Exercise requirements: The data must be returned in full and exactly as given.
• • •
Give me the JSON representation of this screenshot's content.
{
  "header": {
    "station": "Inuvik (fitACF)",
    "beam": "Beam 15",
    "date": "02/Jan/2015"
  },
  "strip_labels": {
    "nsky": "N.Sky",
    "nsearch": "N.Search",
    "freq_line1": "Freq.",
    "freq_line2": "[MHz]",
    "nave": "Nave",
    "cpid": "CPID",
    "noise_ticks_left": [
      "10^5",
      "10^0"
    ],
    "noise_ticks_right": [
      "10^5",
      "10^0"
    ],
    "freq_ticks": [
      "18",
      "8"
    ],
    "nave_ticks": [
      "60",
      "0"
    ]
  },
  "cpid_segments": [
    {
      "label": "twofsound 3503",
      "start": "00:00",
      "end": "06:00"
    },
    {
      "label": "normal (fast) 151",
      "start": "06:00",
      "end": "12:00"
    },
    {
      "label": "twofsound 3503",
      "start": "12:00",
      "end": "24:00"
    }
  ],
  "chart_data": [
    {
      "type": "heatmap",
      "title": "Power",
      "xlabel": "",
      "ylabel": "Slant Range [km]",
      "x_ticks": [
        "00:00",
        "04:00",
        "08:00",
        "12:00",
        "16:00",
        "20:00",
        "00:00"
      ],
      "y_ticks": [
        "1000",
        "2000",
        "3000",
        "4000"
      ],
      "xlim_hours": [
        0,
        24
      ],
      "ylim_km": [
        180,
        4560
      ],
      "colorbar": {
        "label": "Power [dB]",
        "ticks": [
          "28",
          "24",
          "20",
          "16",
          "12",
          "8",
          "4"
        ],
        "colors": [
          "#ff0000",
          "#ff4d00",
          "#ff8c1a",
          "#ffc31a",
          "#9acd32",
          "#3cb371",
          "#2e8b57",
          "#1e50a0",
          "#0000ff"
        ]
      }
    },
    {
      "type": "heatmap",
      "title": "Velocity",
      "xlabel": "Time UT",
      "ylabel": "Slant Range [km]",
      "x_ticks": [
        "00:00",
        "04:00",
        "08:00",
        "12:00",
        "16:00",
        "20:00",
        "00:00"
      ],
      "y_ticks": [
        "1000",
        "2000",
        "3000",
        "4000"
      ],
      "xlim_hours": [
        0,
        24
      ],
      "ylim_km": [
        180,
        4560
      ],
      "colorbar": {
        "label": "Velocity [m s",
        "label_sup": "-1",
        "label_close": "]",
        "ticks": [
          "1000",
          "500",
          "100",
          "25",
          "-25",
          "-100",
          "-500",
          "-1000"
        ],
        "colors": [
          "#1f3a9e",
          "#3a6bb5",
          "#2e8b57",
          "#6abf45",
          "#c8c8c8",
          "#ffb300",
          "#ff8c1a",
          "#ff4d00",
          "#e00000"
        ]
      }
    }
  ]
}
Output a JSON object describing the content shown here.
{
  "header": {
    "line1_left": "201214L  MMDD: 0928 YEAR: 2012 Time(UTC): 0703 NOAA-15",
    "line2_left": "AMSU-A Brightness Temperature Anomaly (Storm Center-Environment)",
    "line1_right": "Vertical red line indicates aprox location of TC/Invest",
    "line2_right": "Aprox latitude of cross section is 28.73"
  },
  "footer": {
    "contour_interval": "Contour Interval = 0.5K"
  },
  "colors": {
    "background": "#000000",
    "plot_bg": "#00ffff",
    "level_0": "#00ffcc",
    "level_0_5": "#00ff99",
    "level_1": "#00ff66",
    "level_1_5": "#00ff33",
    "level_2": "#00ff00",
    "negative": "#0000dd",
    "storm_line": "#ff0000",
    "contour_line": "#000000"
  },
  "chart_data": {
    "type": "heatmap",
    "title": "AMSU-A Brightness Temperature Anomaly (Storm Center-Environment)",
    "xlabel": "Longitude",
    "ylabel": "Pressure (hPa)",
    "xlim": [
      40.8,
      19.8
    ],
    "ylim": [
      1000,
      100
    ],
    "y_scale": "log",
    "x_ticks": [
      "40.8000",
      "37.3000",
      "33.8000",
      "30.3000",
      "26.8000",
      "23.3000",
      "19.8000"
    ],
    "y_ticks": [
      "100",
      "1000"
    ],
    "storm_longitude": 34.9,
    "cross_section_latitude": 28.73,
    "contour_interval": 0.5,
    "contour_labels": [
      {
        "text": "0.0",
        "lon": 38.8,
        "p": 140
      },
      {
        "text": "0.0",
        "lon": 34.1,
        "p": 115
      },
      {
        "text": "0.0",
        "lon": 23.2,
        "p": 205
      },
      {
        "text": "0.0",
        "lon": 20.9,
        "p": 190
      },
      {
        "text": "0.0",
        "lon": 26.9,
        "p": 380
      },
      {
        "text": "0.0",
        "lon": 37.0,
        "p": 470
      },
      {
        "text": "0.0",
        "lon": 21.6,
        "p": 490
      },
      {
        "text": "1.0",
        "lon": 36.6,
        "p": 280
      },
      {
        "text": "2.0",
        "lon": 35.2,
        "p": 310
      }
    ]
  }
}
• • •
Output:
Give me the JSON representation of this screenshot's content.
{
  "header": {
    "station": "Inuvik (fitACF)",
    "beam": "Beam 15",
    "date": "02/Jan/2015"
  },
  "strip_labels": {
    "nsky": "N.Sky",
    "nsearch": "N.Search",
    "freq_line1": "Freq.",
    "freq_line2": "[MHz]",
    "nave": "Nave",
    "cpid": "CPID",
    "noise_ticks_left": [
      "10^5",
      "10^0"
    ],
    "noise_ticks_right": [
      "10^5",
      "10^0"
    ],
    "freq_ticks": [
      "18",
      "8"
    ],
    "nave_ticks": [
      "60",
      "0"
    ]
  },
  "cpid_segments": [
    {
      "label": "twofsound 3503",
      "start": "00:00",
      "end": "06:00"
    },
    {
      "label": "normal (fast) 151",
      "start": "06:00",
      "end": "12:00"
    },
    {
      "label": "twofsound 3503",
      "start": "12:00",
      "end": "24:00"
    }
  ],
  "chart_data": [
    {
      "type": "heatmap",
      "title": "Power",
      "xlabel": "",
      "ylabel": "Slant Range [km]",
      "x_ticks": [
        "00:00",
        "04:00",
        "08:00",
        "12:00",
        "16:00",
        "20:00",
        "00:00"
      ],
      "y_ticks": [
        "1000",
        "2000",
        "3000",
        "4000"
      ],
      "xlim_hours": [
        0,
        24
      ],
      "ylim_km": [
        180,
        4560
      ],
      "colorbar": {
        "label": "Power [dB]",
        "ticks": [
          "28",
          "24",
          "20",
          "16",
          "12",
          "8",
          "4"
        ],
        "colors": [
          "#ff0000",
          "#ff4d00",
          "#ff8c1a",
          "#ffc31a",
          "#9acd32",
          "#3cb371",
          "#2e8b57",
          "#1e50a0",
          "#0000ff"
        ]
      }
    },
    {
      "type": "heatmap",
      "title": "Velocity",
      "xlabel": "Time UT",
      "ylabel": "Slant Range [km]",
      "x_ticks": [
        "00:00",
        "04:00",
        "08:00",
        "12:00",
        "16:00",
        "20:00",
        "00:00"
      ],
      "y_ticks": [
        "1000",
        "2000",
        "3000",
        "4000"
      ],
      "xlim_hours": [
        0,
        24
      ],
      "ylim_km": [
        180,
        4560
      ],
      "colorbar": {
        "label": "Velocity [m s",
        "label_sup": "-1",
        "label_close": "]",
        "ticks": [
          "1000",
          "500",
          "100",
          "25",
          "-25",
          "-100",
          "-500",
          "-1000"
        ],
        "colors": [
          "#1f3a9e",
          "#3a6bb5",
          "#2e8b57",
          "#6abf45",
          "#c8c8c8",
          "#ffb300",
          "#ff8c1a",
          "#ff4d00",
          "#e00000"
        ]
      }
    }
  ]
}
Output a JSON object describing the content shown here.
{
  "header": {
    "line1_left": "201214L  MMDD: 0928 YEAR: 2012 Time(UTC): 0703 NOAA-15",
    "line2_left": "AMSU-A Brightness Temperature Anomaly (Storm Center-Environment)",
    "line1_right": "Vertical red line indicates aprox location of TC/Invest",
    "line2_right": "Aprox latitude of cross section is 28.73"
  },
  "footer": {
    "contour_interval": "Contour Interval = 0.5K"
  },
  "colors": {
    "background": "#000000",
    "plot_bg": "#00ffff",
    "level_0": "#00ffcc",
    "level_0_5": "#00ff99",
    "level_1": "#00ff66",
    "level_1_5": "#00ff33",
    "level_2": "#00ff00",
    "negative": "#0000dd",
    "storm_line": "#ff0000",
    "contour_line": "#000000"
  },
  "chart_data": {
    "type": "heatmap",
    "title": "AMSU-A Brightness Temperature Anomaly (Storm Center-Environment)",
    "xlabel": "Longitude",
    "ylabel": "Pressure (hPa)",
    "xlim": [
      40.8,
      19.8
    ],
    "ylim": [
      1000,
      100
    ],
    "y_scale": "log",
    "x_ticks": [
      "40.8000",
      "37.3000",
      "33.8000",
      "30.3000",
      "26.8000",
      "23.3000",
      "19.8000"
    ],
    "y_ticks": [
      "100",
      "1000"
    ],
    "storm_longitude": 34.9,
    "cross_section_latitude": 28.73,
    "contour_interval": 0.5,
    "contour_labels": [
      {
        "text": "0.0",
        "lon": 38.8,
        "p": 140
      },
      {
        "text": "0.0",
        "lon": 34.1,
        "p": 115
      },
      {
        "text": "0.0",
        "lon": 23.2,
        "p": 205
      },
      {
        "text": "0.0",
        "lon": 20.9,
        "p": 190
      },
      {
        "text": "0.0",
        "lon": 26.9,
        "p": 380
      },
      {
        "text": "0.0",
        "lon": 37.0,
        "p": 470
      },
      {
        "text": "0.0",
        "lon": 21.6,
        "p": 490
      },
      {
        "text": "1.0",
        "lon": 36.6,
        "p": 280
      },
      {
        "text": "2.0",
        "lon": 35.2,
        "p": 310
      }
    ]
  }
}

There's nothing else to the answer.